### INSTRUCTIONS FOR THE TASK
Keep the pictures out and restate every record exactly.

### RECORDED DATA
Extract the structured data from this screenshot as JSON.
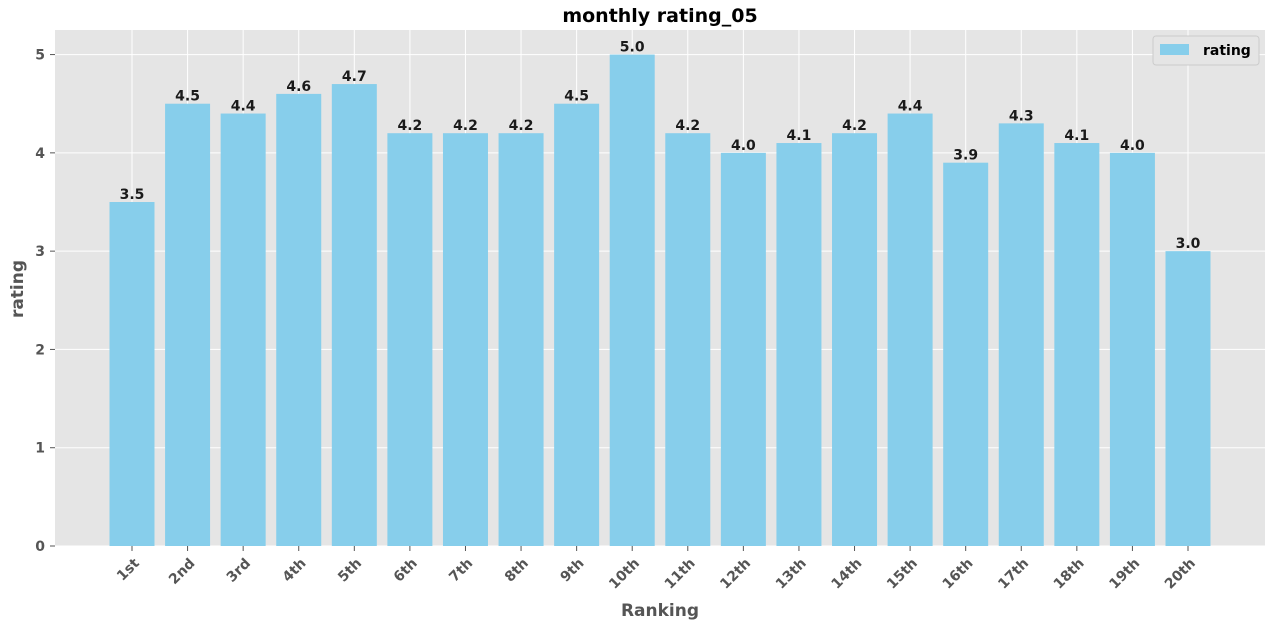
{
  "chart_data": {
    "type": "bar",
    "title": "monthly rating_05",
    "xlabel": "Ranking",
    "ylabel": "rating",
    "categories": [
      "1st",
      "2nd",
      "3rd",
      "4th",
      "5th",
      "6th",
      "7th",
      "8th",
      "9th",
      "10th",
      "11th",
      "12th",
      "13th",
      "14th",
      "15th",
      "16th",
      "17th",
      "18th",
      "19th",
      "20th"
    ],
    "series": [
      {
        "name": "rating",
        "values": [
          3.5,
          4.5,
          4.4,
          4.6,
          4.7,
          4.2,
          4.2,
          4.2,
          4.5,
          5.0,
          4.2,
          4.0,
          4.1,
          4.2,
          4.4,
          3.9,
          4.3,
          4.1,
          4.0,
          3.0
        ]
      }
    ],
    "data_labels": [
      "3.5",
      "4.5",
      "4.4",
      "4.6",
      "4.7",
      "4.2",
      "4.2",
      "4.2",
      "4.5",
      "5.0",
      "4.2",
      "4.0",
      "4.1",
      "4.2",
      "4.4",
      "3.9",
      "4.3",
      "4.1",
      "4.0",
      "3.0"
    ],
    "yticks": [
      "0",
      "1",
      "2",
      "3",
      "4",
      "5"
    ],
    "ylim": [
      0,
      5.25
    ],
    "grid": true,
    "legend_position": "top-right",
    "colors": {
      "bar": "#87CEEB",
      "background": "#E5E5E5",
      "grid": "#FFFFFF"
    }
  }
}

### SOLUTION TO THIS TASK
Extract the structured data from this screenshot as JSON.
{
  "chart_data": {
    "type": "bar",
    "title": "monthly rating_05",
    "xlabel": "Ranking",
    "ylabel": "rating",
    "categories": [
      "1st",
      "2nd",
      "3rd",
      "4th",
      "5th",
      "6th",
      "7th",
      "8th",
      "9th",
      "10th",
      "11th",
      "12th",
      "13th",
      "14th",
      "15th",
      "16th",
      "17th",
      "18th",
      "19th",
      "20th"
    ],
    "series": [
      {
        "name": "rating",
        "values": [
          3.5,
          4.5,
          4.4,
          4.6,
          4.7,
          4.2,
          4.2,
          4.2,
          4.5,
          5.0,
          4.2,
          4.0,
          4.1,
          4.2,
          4.4,
          3.9,
          4.3,
          4.1,
          4.0,
          3.0
        ]
      }
    ],
    "data_labels": [
      "3.5",
      "4.5",
      "4.4",
      "4.6",
      "4.7",
      "4.2",
      "4.2",
      "4.2",
      "4.5",
      "5.0",
      "4.2",
      "4.0",
      "4.1",
      "4.2",
      "4.4",
      "3.9",
      "4.3",
      "4.1",
      "4.0",
      "3.0"
    ],
    "yticks": [
      "0",
      "1",
      "2",
      "3",
      "4",
      "5"
    ],
    "ylim": [
      0,
      5.25
    ],
    "grid": true,
    "legend_position": "top-right",
    "colors": {
      "bar": "#87CEEB",
      "background": "#E5E5E5",
      "grid": "#FFFFFF"
    }
  }
}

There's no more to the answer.